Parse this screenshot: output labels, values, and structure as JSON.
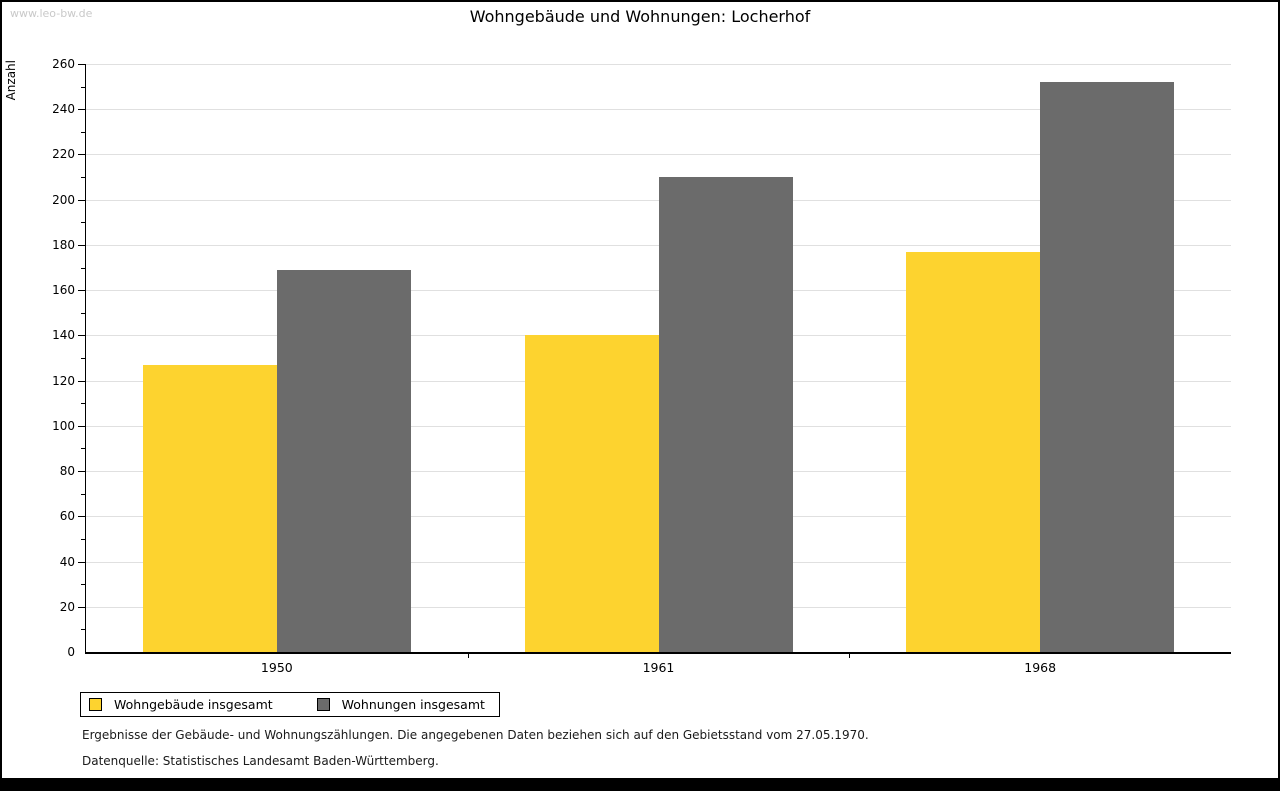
{
  "watermark": "www.leo-bw.de",
  "chart_data": {
    "type": "bar",
    "title": "Wohngebäude und Wohnungen: Locherhof",
    "xlabel": "",
    "ylabel": "Anzahl",
    "categories": [
      "1950",
      "1961",
      "1968"
    ],
    "series": [
      {
        "name": "Wohngebäude insgesamt",
        "color": "#FDD32F",
        "values": [
          127,
          140,
          177
        ]
      },
      {
        "name": "Wohnungen insgesamt",
        "color": "#6B6B6B",
        "values": [
          169,
          210,
          252
        ]
      }
    ],
    "ylim": [
      0,
      260
    ],
    "ytick_step": 20,
    "minor_tick_step": 10,
    "grid": true,
    "legend_position": "bottom-left-box"
  },
  "footer": {
    "line1": "Ergebnisse der Gebäude- und Wohnungszählungen. Die angegebenen Daten beziehen sich auf den Gebietsstand vom 27.05.1970.",
    "line2": "Datenquelle: Statistisches Landesamt Baden-Württemberg."
  },
  "colors": {
    "gridline": "#e0e0e0",
    "axis": "#000000",
    "watermark": "#c9c9c9",
    "background": "#ffffff"
  }
}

===============

- **REQUIRED TASK**: Show every line from the listing above in which the string "name" appears.

- **RESPONSE TO THIS EXERCISE**:
        "name": "Wohngebäude insgesamt",
        "name": "Wohnungen insgesamt",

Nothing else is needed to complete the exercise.